ENTRIES SHOWN:
----------------------------------------

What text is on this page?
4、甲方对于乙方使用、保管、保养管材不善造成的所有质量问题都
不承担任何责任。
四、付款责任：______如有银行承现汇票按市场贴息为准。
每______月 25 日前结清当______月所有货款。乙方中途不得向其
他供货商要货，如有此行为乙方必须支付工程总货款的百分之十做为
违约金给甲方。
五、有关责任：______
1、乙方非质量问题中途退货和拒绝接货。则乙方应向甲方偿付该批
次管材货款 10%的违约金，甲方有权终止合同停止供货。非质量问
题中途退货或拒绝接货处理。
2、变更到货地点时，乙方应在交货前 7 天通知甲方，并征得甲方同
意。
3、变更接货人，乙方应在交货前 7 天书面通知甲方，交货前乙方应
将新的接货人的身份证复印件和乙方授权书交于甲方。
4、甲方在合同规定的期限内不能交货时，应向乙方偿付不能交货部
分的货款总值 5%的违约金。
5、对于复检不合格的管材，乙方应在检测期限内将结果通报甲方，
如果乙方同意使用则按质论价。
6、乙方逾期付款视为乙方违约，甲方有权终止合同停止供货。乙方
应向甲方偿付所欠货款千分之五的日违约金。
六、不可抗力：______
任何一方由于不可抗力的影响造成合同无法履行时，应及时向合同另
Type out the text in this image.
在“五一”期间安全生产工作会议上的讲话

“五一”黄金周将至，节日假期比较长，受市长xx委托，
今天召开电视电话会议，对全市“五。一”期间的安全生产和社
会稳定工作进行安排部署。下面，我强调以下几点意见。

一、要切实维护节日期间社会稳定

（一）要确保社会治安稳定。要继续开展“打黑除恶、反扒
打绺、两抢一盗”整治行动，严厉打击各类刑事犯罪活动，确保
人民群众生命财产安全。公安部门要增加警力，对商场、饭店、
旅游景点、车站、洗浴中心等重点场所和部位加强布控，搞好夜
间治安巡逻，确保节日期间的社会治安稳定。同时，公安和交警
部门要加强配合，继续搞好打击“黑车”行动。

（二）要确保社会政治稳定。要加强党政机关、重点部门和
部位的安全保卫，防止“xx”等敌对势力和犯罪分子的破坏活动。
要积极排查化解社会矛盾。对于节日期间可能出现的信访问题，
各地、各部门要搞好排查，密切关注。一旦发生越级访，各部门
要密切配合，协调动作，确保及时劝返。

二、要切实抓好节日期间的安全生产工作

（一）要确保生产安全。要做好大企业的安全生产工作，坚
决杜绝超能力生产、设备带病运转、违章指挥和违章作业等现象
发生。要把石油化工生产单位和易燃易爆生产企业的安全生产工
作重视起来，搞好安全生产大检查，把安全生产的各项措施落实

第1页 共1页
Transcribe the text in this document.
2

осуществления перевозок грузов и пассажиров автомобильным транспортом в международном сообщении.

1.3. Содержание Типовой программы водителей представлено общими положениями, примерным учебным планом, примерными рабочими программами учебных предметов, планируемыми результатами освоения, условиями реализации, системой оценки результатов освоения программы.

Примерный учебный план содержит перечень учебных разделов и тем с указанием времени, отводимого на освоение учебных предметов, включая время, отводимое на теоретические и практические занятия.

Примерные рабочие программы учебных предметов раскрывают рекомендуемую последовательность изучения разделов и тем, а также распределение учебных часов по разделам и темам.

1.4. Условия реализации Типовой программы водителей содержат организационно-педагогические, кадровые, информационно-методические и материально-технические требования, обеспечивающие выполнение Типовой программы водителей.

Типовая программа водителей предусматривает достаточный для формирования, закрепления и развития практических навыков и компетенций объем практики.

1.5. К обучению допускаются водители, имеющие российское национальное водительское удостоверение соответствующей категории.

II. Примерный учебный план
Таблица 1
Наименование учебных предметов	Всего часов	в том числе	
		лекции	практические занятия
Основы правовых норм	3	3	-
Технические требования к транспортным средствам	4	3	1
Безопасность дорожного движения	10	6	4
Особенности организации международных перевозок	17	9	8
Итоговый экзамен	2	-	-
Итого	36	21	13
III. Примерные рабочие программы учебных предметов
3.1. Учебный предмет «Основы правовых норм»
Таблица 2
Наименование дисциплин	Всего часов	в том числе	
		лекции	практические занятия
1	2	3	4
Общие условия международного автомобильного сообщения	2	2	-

----------------------------------------

WHAT TO WORK ON: Word for word, write out the data.

THE ANSWER:
What text is on this page?
4、甲方对于乙方使用、保管、保养管材不善造成的所有质量问题都
不承担任何责任。
四、付款责任：______如有银行承现汇票按市场贴息为准。
每______月 25 日前结清当______月所有货款。乙方中途不得向其
他供货商要货，如有此行为乙方必须支付工程总货款的百分之十做为
违约金给甲方。
五、有关责任：______
1、乙方非质量问题中途退货和拒绝接货。则乙方应向甲方偿付该批
次管材货款 10%的违约金，甲方有权终止合同停止供货。非质量问
题中途退货或拒绝接货处理。
2、变更到货地点时，乙方应在交货前 7 天通知甲方，并征得甲方同
意。
3、变更接货人，乙方应在交货前 7 天书面通知甲方，交货前乙方应
将新的接货人的身份证复印件和乙方授权书交于甲方。
4、甲方在合同规定的期限内不能交货时，应向乙方偿付不能交货部
分的货款总值 5%的违约金。
5、对于复检不合格的管材，乙方应在检测期限内将结果通报甲方，
如果乙方同意使用则按质论价。
6、乙方逾期付款视为乙方违约，甲方有权终止合同停止供货。乙方
应向甲方偿付所欠货款千分之五的日违约金。
六、不可抗力：______
任何一方由于不可抗力的影响造成合同无法履行时，应及时向合同另
Type out the text in this image.
在“五一”期间安全生产工作会议上的讲话

“五一”黄金周将至，节日假期比较长，受市长xx委托，
今天召开电视电话会议，对全市“五。一”期间的安全生产和社
会稳定工作进行安排部署。下面，我强调以下几点意见。

一、要切实维护节日期间社会稳定

（一）要确保社会治安稳定。要继续开展“打黑除恶、反扒
打绺、两抢一盗”整治行动，严厉打击各类刑事犯罪活动，确保
人民群众生命财产安全。公安部门要增加警力，对商场、饭店、
旅游景点、车站、洗浴中心等重点场所和部位加强布控，搞好夜
间治安巡逻，确保节日期间的社会治安稳定。同时，公安和交警
部门要加强配合，继续搞好打击“黑车”行动。

（二）要确保社会政治稳定。要加强党政机关、重点部门和
部位的安全保卫，防止“xx”等敌对势力和犯罪分子的破坏活动。
要积极排查化解社会矛盾。对于节日期间可能出现的信访问题，
各地、各部门要搞好排查，密切关注。一旦发生越级访，各部门
要密切配合，协调动作，确保及时劝返。

二、要切实抓好节日期间的安全生产工作

（一）要确保生产安全。要做好大企业的安全生产工作，坚
决杜绝超能力生产、设备带病运转、违章指挥和违章作业等现象
发生。要把石油化工生产单位和易燃易爆生产企业的安全生产工
作重视起来，搞好安全生产大检查，把安全生产的各项措施落实

第1页 共1页
Transcribe the text in this document.
2

осуществления перевозок грузов и пассажиров автомобильным транспортом в международном сообщении.

1.3. Содержание Типовой программы водителей представлено общими положениями, примерным учебным планом, примерными рабочими программами учебных предметов, планируемыми результатами освоения, условиями реализации, системой оценки результатов освоения программы.

Примерный учебный план содержит перечень учебных разделов и тем с указанием времени, отводимого на освоение учебных предметов, включая время, отводимое на теоретические и практические занятия.

Примерные рабочие программы учебных предметов раскрывают рекомендуемую последовательность изучения разделов и тем, а также распределение учебных часов по разделам и темам.

1.4. Условия реализации Типовой программы водителей содержат организационно-педагогические, кадровые, информационно-методические и материально-технические требования, обеспечивающие выполнение Типовой программы водителей.

Типовая программа водителей предусматривает достаточный для формирования, закрепления и развития практических навыков и компетенций объем практики.

1.5. К обучению допускаются водители, имеющие российское национальное водительское удостоверение соответствующей категории.

II. Примерный учебный план
Таблица 1
Наименование учебных предметов	Всего часов	в том числе	
		лекции	практические занятия
Основы правовых норм	3	3	-
Технические требования к транспортным средствам	4	3	1
Безопасность дорожного движения	10	6	4
Особенности организации международных перевозок	17	9	8
Итоговый экзамен	2	-	-
Итого	36	21	13
III. Примерные рабочие программы учебных предметов
3.1. Учебный предмет «Основы правовых норм»
Таблица 2
Наименование дисциплин	Всего часов	в том числе	
		лекции	практические занятия
1	2	3	4
Общие условия международного автомобильного сообщения	2	2	-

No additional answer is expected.